━━ Records shown

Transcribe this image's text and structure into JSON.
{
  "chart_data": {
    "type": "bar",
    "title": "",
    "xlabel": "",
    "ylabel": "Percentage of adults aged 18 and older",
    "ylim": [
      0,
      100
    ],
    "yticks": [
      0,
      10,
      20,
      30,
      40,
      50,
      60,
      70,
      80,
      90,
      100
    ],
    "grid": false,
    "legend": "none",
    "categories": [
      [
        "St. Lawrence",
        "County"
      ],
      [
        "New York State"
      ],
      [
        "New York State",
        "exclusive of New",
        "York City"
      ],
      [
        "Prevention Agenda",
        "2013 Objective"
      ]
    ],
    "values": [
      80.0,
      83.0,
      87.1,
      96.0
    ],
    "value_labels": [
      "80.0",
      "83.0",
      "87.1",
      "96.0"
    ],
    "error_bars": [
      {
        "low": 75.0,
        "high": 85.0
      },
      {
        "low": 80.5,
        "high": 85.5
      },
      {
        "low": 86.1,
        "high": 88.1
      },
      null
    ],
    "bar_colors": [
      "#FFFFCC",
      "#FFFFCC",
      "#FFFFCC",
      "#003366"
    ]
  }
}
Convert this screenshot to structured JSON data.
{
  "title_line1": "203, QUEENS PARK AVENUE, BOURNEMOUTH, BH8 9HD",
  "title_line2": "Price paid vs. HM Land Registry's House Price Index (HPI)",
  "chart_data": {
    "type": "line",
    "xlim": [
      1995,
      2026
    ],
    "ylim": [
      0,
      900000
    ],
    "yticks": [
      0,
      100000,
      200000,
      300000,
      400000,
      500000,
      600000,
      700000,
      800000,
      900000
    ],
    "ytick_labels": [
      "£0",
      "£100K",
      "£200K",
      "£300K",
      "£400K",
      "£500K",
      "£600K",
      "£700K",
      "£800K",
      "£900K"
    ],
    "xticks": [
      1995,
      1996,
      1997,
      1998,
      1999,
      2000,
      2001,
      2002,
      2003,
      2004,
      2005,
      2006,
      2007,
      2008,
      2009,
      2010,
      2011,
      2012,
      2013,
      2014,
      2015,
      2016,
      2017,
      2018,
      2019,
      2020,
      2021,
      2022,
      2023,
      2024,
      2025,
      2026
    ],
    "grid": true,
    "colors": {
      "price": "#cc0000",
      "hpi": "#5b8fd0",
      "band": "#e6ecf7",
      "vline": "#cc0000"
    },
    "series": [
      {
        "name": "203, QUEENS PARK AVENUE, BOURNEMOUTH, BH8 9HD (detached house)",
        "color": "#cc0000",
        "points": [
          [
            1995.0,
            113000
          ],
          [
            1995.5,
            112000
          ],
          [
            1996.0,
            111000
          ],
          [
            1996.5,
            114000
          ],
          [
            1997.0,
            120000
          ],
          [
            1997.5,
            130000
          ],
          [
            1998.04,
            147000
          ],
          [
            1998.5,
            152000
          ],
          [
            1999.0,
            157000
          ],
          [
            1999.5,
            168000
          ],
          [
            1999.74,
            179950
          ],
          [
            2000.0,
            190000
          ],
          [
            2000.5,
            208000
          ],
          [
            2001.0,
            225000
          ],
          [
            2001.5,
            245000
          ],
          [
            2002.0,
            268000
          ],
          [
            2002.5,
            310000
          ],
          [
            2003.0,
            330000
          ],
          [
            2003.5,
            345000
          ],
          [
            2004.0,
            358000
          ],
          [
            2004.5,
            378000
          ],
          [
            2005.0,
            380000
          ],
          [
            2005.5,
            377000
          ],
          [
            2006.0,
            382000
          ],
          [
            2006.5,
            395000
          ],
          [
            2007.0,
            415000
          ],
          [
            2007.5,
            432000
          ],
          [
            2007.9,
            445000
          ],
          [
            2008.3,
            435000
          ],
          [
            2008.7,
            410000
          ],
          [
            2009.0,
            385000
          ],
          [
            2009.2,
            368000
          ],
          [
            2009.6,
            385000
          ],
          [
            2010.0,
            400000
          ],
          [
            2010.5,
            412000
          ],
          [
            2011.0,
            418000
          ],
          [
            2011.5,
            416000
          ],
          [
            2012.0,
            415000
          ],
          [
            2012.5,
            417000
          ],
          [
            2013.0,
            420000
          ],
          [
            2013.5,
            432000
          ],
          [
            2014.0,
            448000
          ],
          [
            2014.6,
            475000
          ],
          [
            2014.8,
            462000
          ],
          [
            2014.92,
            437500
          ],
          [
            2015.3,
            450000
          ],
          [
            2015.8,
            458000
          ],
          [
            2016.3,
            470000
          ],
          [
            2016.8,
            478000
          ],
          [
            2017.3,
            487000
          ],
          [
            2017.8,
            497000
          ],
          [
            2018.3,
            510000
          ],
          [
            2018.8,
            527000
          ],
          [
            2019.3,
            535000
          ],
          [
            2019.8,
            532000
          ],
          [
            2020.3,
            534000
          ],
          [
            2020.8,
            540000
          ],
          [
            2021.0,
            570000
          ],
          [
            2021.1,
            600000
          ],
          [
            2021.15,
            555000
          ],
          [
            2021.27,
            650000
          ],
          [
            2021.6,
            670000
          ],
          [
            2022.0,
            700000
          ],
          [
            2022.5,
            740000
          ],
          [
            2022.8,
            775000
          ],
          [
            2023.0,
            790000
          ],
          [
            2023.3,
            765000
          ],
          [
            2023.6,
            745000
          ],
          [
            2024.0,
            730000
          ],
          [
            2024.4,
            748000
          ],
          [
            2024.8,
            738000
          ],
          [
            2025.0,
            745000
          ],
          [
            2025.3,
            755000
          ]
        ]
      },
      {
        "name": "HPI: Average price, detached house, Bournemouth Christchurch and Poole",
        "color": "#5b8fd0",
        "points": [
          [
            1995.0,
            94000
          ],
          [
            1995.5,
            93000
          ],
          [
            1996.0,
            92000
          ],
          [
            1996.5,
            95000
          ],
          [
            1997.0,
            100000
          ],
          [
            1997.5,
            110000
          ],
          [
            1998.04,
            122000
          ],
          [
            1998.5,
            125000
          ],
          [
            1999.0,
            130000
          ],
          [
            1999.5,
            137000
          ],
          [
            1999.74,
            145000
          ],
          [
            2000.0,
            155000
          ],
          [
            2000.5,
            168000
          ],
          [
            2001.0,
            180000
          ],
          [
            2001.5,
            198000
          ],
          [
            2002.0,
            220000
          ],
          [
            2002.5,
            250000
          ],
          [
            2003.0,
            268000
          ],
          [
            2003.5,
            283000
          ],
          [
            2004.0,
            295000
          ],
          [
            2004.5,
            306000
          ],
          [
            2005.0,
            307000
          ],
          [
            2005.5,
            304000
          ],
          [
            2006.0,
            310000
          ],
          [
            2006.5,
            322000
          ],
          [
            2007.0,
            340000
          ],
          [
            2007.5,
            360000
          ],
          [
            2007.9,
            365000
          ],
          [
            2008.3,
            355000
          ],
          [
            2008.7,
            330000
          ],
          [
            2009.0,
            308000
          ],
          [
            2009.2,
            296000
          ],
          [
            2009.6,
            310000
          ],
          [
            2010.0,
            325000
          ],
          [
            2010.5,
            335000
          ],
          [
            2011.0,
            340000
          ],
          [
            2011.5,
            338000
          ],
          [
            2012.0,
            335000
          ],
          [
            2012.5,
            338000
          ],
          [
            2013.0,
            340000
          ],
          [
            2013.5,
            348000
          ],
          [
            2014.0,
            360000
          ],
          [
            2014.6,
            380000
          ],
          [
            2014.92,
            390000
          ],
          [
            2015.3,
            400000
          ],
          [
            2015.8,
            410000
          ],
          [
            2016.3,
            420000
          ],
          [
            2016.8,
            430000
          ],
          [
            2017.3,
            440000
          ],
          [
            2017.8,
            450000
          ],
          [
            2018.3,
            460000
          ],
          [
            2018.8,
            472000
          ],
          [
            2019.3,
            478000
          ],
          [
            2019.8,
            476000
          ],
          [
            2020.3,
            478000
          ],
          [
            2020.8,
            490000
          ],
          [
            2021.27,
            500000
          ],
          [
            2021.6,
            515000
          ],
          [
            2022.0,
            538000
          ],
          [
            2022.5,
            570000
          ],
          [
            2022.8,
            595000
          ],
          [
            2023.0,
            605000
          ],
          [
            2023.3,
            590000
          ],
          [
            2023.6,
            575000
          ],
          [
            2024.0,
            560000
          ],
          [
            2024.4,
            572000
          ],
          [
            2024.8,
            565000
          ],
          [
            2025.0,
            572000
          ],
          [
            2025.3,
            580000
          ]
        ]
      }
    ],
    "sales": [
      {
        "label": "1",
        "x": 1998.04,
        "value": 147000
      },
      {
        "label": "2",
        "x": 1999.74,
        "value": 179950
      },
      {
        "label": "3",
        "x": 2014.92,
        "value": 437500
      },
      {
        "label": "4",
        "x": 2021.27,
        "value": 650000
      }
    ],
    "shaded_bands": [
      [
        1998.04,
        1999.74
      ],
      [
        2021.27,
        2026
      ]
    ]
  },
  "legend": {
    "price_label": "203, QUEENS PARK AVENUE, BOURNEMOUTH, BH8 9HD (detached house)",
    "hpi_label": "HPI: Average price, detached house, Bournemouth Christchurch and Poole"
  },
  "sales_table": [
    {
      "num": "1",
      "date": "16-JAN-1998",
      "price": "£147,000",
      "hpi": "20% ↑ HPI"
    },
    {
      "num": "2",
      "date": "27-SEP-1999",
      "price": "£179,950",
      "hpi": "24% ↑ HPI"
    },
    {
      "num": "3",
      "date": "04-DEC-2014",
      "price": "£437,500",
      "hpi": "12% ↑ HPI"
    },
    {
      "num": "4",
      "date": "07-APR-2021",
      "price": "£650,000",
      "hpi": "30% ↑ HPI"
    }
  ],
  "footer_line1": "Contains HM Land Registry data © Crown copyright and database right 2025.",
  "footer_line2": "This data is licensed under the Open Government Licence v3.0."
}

━━━━

Requirement:
Give the number of lines in the data that contain "QUEENS", with no other words.

Answer to this task:
3